SUPPLIED ENTRIES:
▬▬▬

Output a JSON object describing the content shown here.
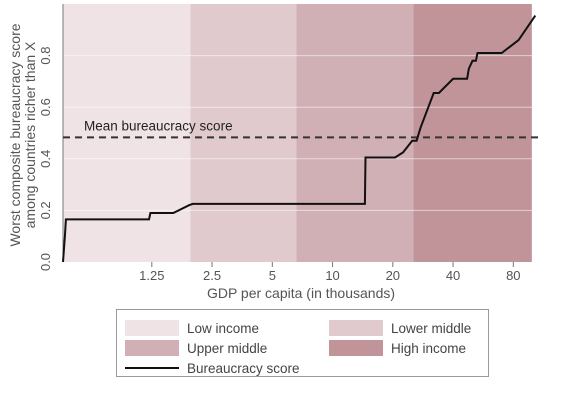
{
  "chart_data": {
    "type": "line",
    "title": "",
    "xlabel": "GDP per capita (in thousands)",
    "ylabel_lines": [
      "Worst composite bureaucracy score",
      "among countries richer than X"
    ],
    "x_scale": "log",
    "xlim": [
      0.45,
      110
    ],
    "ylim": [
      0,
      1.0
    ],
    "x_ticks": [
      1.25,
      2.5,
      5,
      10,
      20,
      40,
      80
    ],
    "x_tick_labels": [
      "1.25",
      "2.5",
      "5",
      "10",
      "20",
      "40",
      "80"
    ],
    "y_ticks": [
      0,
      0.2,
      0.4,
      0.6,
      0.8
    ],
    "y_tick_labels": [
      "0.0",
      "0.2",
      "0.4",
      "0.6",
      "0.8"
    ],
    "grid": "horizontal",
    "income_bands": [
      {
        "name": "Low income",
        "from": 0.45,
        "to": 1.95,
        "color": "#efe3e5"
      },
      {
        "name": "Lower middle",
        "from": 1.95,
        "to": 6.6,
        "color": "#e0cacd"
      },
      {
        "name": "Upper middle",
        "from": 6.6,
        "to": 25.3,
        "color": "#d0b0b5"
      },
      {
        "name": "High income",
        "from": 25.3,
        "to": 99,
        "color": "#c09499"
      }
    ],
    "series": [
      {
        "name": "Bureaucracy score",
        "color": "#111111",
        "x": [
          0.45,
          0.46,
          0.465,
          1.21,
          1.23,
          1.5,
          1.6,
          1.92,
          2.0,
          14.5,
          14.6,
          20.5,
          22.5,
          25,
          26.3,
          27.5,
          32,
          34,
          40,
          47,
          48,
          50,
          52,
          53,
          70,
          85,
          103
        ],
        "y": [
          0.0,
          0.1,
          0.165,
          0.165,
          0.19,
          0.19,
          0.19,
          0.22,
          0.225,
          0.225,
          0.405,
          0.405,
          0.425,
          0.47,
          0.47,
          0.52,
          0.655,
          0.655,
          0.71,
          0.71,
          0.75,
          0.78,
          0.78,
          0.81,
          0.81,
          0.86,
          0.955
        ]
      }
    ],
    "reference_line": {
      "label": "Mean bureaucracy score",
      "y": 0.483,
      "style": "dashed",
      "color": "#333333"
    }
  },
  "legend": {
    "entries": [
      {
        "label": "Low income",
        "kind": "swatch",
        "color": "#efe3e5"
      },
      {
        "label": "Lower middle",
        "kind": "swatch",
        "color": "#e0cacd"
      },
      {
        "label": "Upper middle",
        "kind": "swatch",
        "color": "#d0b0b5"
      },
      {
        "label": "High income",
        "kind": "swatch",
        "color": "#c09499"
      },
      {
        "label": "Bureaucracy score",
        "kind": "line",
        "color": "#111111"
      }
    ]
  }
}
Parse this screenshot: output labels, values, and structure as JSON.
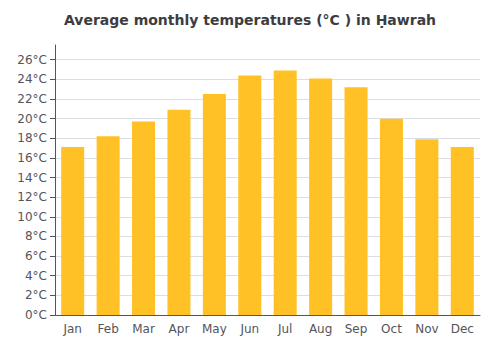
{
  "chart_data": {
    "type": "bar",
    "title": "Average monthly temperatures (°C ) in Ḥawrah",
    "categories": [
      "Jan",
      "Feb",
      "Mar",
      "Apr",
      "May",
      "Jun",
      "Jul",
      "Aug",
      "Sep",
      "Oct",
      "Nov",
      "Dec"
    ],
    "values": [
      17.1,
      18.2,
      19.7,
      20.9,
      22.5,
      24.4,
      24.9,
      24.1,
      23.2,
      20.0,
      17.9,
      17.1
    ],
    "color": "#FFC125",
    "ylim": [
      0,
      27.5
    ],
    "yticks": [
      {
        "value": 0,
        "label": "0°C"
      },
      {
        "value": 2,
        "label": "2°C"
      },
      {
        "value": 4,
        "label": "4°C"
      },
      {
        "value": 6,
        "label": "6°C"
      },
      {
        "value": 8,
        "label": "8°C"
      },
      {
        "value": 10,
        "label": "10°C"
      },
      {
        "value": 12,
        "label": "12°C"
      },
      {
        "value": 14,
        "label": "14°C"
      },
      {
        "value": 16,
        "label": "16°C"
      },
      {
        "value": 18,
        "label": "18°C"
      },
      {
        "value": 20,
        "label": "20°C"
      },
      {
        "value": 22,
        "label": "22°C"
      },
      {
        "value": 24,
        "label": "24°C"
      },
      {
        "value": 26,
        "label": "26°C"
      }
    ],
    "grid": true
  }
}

▬▬▬

WHAT TO PRODUCE:
Copy the data exactly. Any picture it contains is to be omitted.

TASK SOLUTION:
Output a JSON object describing the content shown here.
{
  "chart_data": {
    "type": "line",
    "title": "",
    "xlabel": "GDP per capita (in thousands)",
    "ylabel_lines": [
      "Worst composite bureaucracy score",
      "among countries richer than X"
    ],
    "x_scale": "log",
    "xlim": [
      0.45,
      110
    ],
    "ylim": [
      0,
      1.0
    ],
    "x_ticks": [
      1.25,
      2.5,
      5,
      10,
      20,
      40,
      80
    ],
    "x_tick_labels": [
      "1.25",
      "2.5",
      "5",
      "10",
      "20",
      "40",
      "80"
    ],
    "y_ticks": [
      0,
      0.2,
      0.4,
      0.6,
      0.8
    ],
    "y_tick_labels": [
      "0.0",
      "0.2",
      "0.4",
      "0.6",
      "0.8"
    ],
    "grid": "horizontal",
    "income_bands": [
      {
        "name": "Low income",
        "from": 0.45,
        "to": 1.95,
        "color": "#efe3e5"
      },
      {
        "name": "Lower middle",
        "from": 1.95,
        "to": 6.6,
        "color": "#e0cacd"
      },
      {
        "name": "Upper middle",
        "from": 6.6,
        "to": 25.3,
        "color": "#d0b0b5"
      },
      {
        "name": "High income",
        "from": 25.3,
        "to": 99,
        "color": "#c09499"
      }
    ],
    "series": [
      {
        "name": "Bureaucracy score",
        "color": "#111111",
        "x": [
          0.45,
          0.46,
          0.465,
          1.21,
          1.23,
          1.5,
          1.6,
          1.92,
          2.0,
          14.5,
          14.6,
          20.5,
          22.5,
          25,
          26.3,
          27.5,
          32,
          34,
          40,
          47,
          48,
          50,
          52,
          53,
          70,
          85,
          103
        ],
        "y": [
          0.0,
          0.1,
          0.165,
          0.165,
          0.19,
          0.19,
          0.19,
          0.22,
          0.225,
          0.225,
          0.405,
          0.405,
          0.425,
          0.47,
          0.47,
          0.52,
          0.655,
          0.655,
          0.71,
          0.71,
          0.75,
          0.78,
          0.78,
          0.81,
          0.81,
          0.86,
          0.955
        ]
      }
    ],
    "reference_line": {
      "label": "Mean bureaucracy score",
      "y": 0.483,
      "style": "dashed",
      "color": "#333333"
    }
  },
  "legend": {
    "entries": [
      {
        "label": "Low income",
        "kind": "swatch",
        "color": "#efe3e5"
      },
      {
        "label": "Lower middle",
        "kind": "swatch",
        "color": "#e0cacd"
      },
      {
        "label": "Upper middle",
        "kind": "swatch",
        "color": "#d0b0b5"
      },
      {
        "label": "High income",
        "kind": "swatch",
        "color": "#c09499"
      },
      {
        "label": "Bureaucracy score",
        "kind": "line",
        "color": "#111111"
      }
    ]
  }
}
Parse this screenshot: output labels, values, and structure as JSON.
{
  "chart_data": {
    "type": "bar",
    "title": "Average monthly temperatures (°C ) in Ḥawrah",
    "categories": [
      "Jan",
      "Feb",
      "Mar",
      "Apr",
      "May",
      "Jun",
      "Jul",
      "Aug",
      "Sep",
      "Oct",
      "Nov",
      "Dec"
    ],
    "values": [
      17.1,
      18.2,
      19.7,
      20.9,
      22.5,
      24.4,
      24.9,
      24.1,
      23.2,
      20.0,
      17.9,
      17.1
    ],
    "color": "#FFC125",
    "ylim": [
      0,
      27.5
    ],
    "yticks": [
      {
        "value": 0,
        "label": "0°C"
      },
      {
        "value": 2,
        "label": "2°C"
      },
      {
        "value": 4,
        "label": "4°C"
      },
      {
        "value": 6,
        "label": "6°C"
      },
      {
        "value": 8,
        "label": "8°C"
      },
      {
        "value": 10,
        "label": "10°C"
      },
      {
        "value": 12,
        "label": "12°C"
      },
      {
        "value": 14,
        "label": "14°C"
      },
      {
        "value": 16,
        "label": "16°C"
      },
      {
        "value": 18,
        "label": "18°C"
      },
      {
        "value": 20,
        "label": "20°C"
      },
      {
        "value": 22,
        "label": "22°C"
      },
      {
        "value": 24,
        "label": "24°C"
      },
      {
        "value": 26,
        "label": "26°C"
      }
    ],
    "grid": true
  }
}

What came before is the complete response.